Collection entries:
+-------+

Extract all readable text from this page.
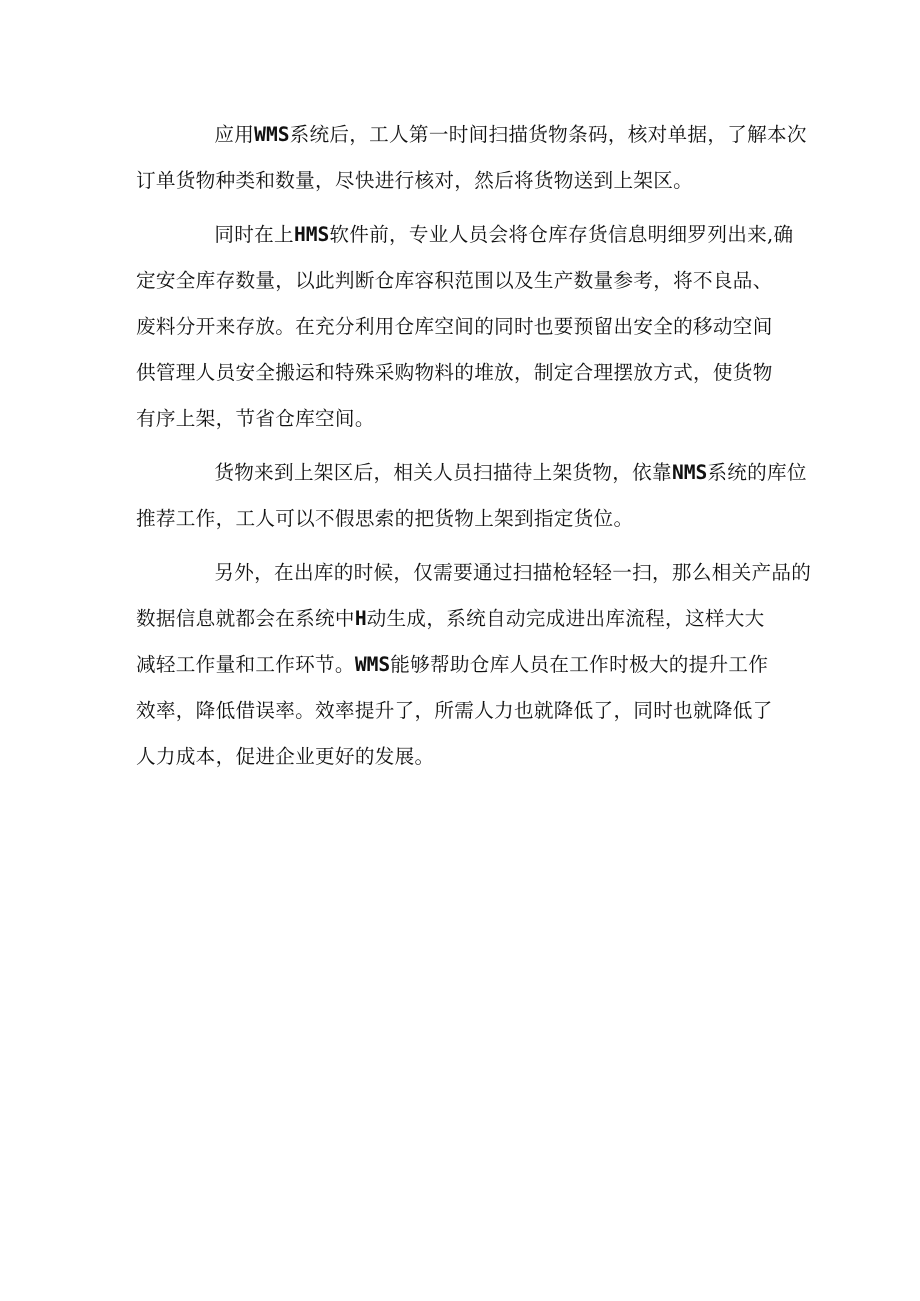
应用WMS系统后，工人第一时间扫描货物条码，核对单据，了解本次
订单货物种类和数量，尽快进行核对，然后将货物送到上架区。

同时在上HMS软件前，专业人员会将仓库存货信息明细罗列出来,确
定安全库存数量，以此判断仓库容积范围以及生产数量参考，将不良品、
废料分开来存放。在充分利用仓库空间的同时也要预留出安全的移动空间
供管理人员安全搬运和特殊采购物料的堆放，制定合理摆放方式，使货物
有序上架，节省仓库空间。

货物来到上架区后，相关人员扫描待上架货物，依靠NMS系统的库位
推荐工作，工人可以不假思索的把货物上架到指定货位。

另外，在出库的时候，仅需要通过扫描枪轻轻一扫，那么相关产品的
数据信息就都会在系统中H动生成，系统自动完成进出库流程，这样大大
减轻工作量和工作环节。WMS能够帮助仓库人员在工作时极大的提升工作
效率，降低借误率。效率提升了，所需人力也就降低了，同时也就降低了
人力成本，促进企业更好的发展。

+-------+

▸ **Work to do**
All of the entries above should be copied exactly, except for the pictures.

▸ **Written solution**
Extract all readable text from this page.
应用WMS系统后，工人第一时间扫描货物条码，核对单据，了解本次
订单货物种类和数量，尽快进行核对，然后将货物送到上架区。

同时在上HMS软件前，专业人员会将仓库存货信息明细罗列出来,确
定安全库存数量，以此判断仓库容积范围以及生产数量参考，将不良品、
废料分开来存放。在充分利用仓库空间的同时也要预留出安全的移动空间
供管理人员安全搬运和特殊采购物料的堆放，制定合理摆放方式，使货物
有序上架，节省仓库空间。

货物来到上架区后，相关人员扫描待上架货物，依靠NMS系统的库位
推荐工作，工人可以不假思索的把货物上架到指定货位。

另外，在出库的时候，仅需要通过扫描枪轻轻一扫，那么相关产品的
数据信息就都会在系统中H动生成，系统自动完成进出库流程，这样大大
减轻工作量和工作环节。WMS能够帮助仓库人员在工作时极大的提升工作
效率，降低借误率。效率提升了，所需人力也就降低了，同时也就降低了
人力成本，促进企业更好的发展。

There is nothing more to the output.